(Dataset records)
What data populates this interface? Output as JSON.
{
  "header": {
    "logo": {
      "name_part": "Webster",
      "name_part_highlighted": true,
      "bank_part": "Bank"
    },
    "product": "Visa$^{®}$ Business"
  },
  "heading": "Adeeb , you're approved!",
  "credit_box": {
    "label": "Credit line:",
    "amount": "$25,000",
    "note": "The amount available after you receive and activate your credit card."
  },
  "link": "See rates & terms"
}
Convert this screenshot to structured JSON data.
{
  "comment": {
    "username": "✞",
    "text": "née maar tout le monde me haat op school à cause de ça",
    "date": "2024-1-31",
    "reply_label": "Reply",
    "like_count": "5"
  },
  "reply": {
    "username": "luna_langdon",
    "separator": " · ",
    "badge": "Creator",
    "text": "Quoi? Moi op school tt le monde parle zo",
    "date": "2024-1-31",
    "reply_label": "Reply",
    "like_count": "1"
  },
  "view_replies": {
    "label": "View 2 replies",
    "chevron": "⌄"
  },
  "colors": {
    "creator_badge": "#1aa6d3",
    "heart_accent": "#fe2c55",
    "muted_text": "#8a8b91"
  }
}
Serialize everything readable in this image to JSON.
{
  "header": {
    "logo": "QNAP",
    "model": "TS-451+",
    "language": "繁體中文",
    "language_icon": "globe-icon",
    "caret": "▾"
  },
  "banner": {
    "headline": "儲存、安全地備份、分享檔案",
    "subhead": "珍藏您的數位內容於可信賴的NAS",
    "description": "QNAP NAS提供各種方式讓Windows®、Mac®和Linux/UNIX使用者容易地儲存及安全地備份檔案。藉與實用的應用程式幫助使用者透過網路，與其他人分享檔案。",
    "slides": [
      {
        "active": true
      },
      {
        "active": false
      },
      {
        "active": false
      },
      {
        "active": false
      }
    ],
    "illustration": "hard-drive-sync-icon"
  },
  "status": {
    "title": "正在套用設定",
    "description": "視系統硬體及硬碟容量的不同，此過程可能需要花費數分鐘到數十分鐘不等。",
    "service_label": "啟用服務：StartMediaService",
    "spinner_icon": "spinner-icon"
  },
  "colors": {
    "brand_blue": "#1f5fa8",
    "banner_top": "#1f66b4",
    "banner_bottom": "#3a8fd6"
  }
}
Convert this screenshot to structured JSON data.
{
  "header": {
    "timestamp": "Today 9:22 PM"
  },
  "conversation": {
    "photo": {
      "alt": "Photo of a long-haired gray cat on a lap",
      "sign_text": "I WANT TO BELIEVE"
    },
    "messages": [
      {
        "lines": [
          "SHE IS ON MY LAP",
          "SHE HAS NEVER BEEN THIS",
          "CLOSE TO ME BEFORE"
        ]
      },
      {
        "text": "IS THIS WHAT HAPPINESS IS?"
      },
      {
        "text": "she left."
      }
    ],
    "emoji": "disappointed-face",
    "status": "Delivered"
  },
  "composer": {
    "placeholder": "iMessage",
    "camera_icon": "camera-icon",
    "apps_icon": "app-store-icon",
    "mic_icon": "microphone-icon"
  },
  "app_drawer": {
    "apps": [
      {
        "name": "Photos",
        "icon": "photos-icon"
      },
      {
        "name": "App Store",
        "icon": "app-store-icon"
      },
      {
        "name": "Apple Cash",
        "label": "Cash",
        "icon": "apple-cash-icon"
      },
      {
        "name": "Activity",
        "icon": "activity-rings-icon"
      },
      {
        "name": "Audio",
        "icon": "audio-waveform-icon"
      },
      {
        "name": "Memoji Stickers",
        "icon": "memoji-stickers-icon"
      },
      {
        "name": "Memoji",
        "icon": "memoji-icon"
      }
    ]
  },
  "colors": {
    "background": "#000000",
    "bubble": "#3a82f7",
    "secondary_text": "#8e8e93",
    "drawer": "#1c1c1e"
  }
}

What the task asks:
Of all the lines in the data above, state how many include "true". Say only the number.

Answer in full:
2